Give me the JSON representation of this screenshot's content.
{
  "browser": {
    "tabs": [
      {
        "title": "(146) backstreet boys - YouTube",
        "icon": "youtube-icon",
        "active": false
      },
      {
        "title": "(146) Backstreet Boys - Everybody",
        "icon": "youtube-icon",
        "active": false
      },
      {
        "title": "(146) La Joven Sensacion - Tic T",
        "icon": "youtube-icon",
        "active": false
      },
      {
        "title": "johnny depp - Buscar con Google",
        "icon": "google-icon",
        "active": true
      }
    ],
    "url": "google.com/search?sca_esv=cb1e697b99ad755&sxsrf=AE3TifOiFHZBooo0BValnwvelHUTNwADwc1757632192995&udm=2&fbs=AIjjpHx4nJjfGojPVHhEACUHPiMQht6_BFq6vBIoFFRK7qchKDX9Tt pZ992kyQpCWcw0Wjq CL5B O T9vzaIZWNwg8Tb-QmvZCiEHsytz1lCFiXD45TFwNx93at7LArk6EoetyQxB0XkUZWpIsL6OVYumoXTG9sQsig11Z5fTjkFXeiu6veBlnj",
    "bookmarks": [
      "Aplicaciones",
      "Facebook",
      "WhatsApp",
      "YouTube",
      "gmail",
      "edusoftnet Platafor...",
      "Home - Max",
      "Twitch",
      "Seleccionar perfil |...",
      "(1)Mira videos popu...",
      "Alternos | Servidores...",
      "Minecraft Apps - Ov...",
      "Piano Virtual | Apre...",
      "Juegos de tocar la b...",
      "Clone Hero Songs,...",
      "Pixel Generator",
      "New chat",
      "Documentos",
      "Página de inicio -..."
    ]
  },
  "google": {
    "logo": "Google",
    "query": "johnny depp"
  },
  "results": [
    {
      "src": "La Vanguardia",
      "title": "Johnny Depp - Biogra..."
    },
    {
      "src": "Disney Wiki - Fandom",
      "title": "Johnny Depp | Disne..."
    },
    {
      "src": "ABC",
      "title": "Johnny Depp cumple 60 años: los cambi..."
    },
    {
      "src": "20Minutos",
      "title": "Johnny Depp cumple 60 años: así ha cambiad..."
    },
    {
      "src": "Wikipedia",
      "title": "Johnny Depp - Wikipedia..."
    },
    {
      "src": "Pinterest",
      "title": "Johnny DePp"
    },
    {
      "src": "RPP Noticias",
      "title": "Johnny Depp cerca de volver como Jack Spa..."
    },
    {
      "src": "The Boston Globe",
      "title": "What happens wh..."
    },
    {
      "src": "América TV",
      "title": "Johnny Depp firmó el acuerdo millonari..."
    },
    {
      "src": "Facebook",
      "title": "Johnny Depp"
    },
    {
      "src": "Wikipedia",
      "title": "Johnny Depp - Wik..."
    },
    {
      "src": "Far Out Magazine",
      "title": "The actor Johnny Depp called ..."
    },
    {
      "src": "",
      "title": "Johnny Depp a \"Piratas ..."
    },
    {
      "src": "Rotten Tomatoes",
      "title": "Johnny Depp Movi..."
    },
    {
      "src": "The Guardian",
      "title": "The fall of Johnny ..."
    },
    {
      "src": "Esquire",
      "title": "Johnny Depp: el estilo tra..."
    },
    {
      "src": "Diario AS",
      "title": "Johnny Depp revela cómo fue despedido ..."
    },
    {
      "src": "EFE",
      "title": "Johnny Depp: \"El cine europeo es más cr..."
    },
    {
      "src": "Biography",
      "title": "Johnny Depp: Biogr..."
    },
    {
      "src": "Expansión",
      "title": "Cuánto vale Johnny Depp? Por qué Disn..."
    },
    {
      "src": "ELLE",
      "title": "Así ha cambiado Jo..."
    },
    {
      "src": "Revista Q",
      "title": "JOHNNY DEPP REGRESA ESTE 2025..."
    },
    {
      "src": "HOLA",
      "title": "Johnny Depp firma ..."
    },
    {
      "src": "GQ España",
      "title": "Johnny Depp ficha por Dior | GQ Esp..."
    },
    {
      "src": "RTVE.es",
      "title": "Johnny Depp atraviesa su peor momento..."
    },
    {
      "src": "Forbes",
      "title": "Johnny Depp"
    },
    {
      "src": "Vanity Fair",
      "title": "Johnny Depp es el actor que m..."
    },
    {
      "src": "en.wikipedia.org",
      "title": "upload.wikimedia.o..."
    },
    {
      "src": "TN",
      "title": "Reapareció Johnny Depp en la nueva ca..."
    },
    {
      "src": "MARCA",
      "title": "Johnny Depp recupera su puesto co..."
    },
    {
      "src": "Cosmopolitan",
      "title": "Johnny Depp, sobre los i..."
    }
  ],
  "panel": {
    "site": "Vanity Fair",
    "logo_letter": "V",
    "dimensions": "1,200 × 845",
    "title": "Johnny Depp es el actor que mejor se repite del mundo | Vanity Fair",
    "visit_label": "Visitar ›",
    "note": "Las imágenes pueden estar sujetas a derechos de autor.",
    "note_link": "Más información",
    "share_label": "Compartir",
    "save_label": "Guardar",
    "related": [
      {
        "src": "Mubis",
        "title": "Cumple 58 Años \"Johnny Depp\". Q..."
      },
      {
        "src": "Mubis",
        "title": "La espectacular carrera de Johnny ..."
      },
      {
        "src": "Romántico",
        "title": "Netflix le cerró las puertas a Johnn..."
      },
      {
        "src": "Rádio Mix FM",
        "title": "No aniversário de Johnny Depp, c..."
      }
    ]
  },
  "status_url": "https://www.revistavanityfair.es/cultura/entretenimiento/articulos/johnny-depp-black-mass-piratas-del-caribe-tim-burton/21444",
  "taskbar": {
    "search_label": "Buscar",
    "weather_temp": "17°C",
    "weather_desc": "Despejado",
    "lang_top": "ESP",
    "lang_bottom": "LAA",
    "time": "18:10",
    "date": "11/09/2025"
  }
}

□ □ □

» **GOAL OF THE EXERCISE**:
Quote each line of the listing above exactly.

» **EXPECTED OUTPUT**:
Give me the JSON representation of this screenshot's content.
{
  "browser": {
    "tabs": [
      {
        "title": "(146) backstreet boys - YouTube",
        "icon": "youtube-icon",
        "active": false
      },
      {
        "title": "(146) Backstreet Boys - Everybody",
        "icon": "youtube-icon",
        "active": false
      },
      {
        "title": "(146) La Joven Sensacion - Tic T",
        "icon": "youtube-icon",
        "active": false
      },
      {
        "title": "johnny depp - Buscar con Google",
        "icon": "google-icon",
        "active": true
      }
    ],
    "url": "google.com/search?sca_esv=cb1e697b99ad755&sxsrf=AE3TifOiFHZBooo0BValnwvelHUTNwADwc1757632192995&udm=2&fbs=AIjjpHx4nJjfGojPVHhEACUHPiMQht6_BFq6vBIoFFRK7qchKDX9Tt pZ992kyQpCWcw0Wjq CL5B O T9vzaIZWNwg8Tb-QmvZCiEHsytz1lCFiXD45TFwNx93at7LArk6EoetyQxB0XkUZWpIsL6OVYumoXTG9sQsig11Z5fTjkFXeiu6veBlnj",
    "bookmarks": [
      "Aplicaciones",
      "Facebook",
      "WhatsApp",
      "YouTube",
      "gmail",
      "edusoftnet Platafor...",
      "Home - Max",
      "Twitch",
      "Seleccionar perfil |...",
      "(1)Mira videos popu...",
      "Alternos | Servidores...",
      "Minecraft Apps - Ov...",
      "Piano Virtual | Apre...",
      "Juegos de tocar la b...",
      "Clone Hero Songs,...",
      "Pixel Generator",
      "New chat",
      "Documentos",
      "Página de inicio -..."
    ]
  },
  "google": {
    "logo": "Google",
    "query": "johnny depp"
  },
  "results": [
    {
      "src": "La Vanguardia",
      "title": "Johnny Depp - Biogra..."
    },
    {
      "src": "Disney Wiki - Fandom",
      "title": "Johnny Depp | Disne..."
    },
    {
      "src": "ABC",
      "title": "Johnny Depp cumple 60 años: los cambi..."
    },
    {
      "src": "20Minutos",
      "title": "Johnny Depp cumple 60 años: así ha cambiad..."
    },
    {
      "src": "Wikipedia",
      "title": "Johnny Depp - Wikipedia..."
    },
    {
      "src": "Pinterest",
      "title": "Johnny DePp"
    },
    {
      "src": "RPP Noticias",
      "title": "Johnny Depp cerca de volver como Jack Spa..."
    },
    {
      "src": "The Boston Globe",
      "title": "What happens wh..."
    },
    {
      "src": "América TV",
      "title": "Johnny Depp firmó el acuerdo millonari..."
    },
    {
      "src": "Facebook",
      "title": "Johnny Depp"
    },
    {
      "src": "Wikipedia",
      "title": "Johnny Depp - Wik..."
    },
    {
      "src": "Far Out Magazine",
      "title": "The actor Johnny Depp called ..."
    },
    {
      "src": "",
      "title": "Johnny Depp a \"Piratas ..."
    },
    {
      "src": "Rotten Tomatoes",
      "title": "Johnny Depp Movi..."
    },
    {
      "src": "The Guardian",
      "title": "The fall of Johnny ..."
    },
    {
      "src": "Esquire",
      "title": "Johnny Depp: el estilo tra..."
    },
    {
      "src": "Diario AS",
      "title": "Johnny Depp revela cómo fue despedido ..."
    },
    {
      "src": "EFE",
      "title": "Johnny Depp: \"El cine europeo es más cr..."
    },
    {
      "src": "Biography",
      "title": "Johnny Depp: Biogr..."
    },
    {
      "src": "Expansión",
      "title": "Cuánto vale Johnny Depp? Por qué Disn..."
    },
    {
      "src": "ELLE",
      "title": "Así ha cambiado Jo..."
    },
    {
      "src": "Revista Q",
      "title": "JOHNNY DEPP REGRESA ESTE 2025..."
    },
    {
      "src": "HOLA",
      "title": "Johnny Depp firma ..."
    },
    {
      "src": "GQ España",
      "title": "Johnny Depp ficha por Dior | GQ Esp..."
    },
    {
      "src": "RTVE.es",
      "title": "Johnny Depp atraviesa su peor momento..."
    },
    {
      "src": "Forbes",
      "title": "Johnny Depp"
    },
    {
      "src": "Vanity Fair",
      "title": "Johnny Depp es el actor que m..."
    },
    {
      "src": "en.wikipedia.org",
      "title": "upload.wikimedia.o..."
    },
    {
      "src": "TN",
      "title": "Reapareció Johnny Depp en la nueva ca..."
    },
    {
      "src": "MARCA",
      "title": "Johnny Depp recupera su puesto co..."
    },
    {
      "src": "Cosmopolitan",
      "title": "Johnny Depp, sobre los i..."
    }
  ],
  "panel": {
    "site": "Vanity Fair",
    "logo_letter": "V",
    "dimensions": "1,200 × 845",
    "title": "Johnny Depp es el actor que mejor se repite del mundo | Vanity Fair",
    "visit_label": "Visitar ›",
    "note": "Las imágenes pueden estar sujetas a derechos de autor.",
    "note_link": "Más información",
    "share_label": "Compartir",
    "save_label": "Guardar",
    "related": [
      {
        "src": "Mubis",
        "title": "Cumple 58 Años \"Johnny Depp\". Q..."
      },
      {
        "src": "Mubis",
        "title": "La espectacular carrera de Johnny ..."
      },
      {
        "src": "Romántico",
        "title": "Netflix le cerró las puertas a Johnn..."
      },
      {
        "src": "Rádio Mix FM",
        "title": "No aniversário de Johnny Depp, c..."
      }
    ]
  },
  "status_url": "https://www.revistavanityfair.es/cultura/entretenimiento/articulos/johnny-depp-black-mass-piratas-del-caribe-tim-burton/21444",
  "taskbar": {
    "search_label": "Buscar",
    "weather_temp": "17°C",
    "weather_desc": "Despejado",
    "lang_top": "ESP",
    "lang_bottom": "LAA",
    "time": "18:10",
    "date": "11/09/2025"
  }
}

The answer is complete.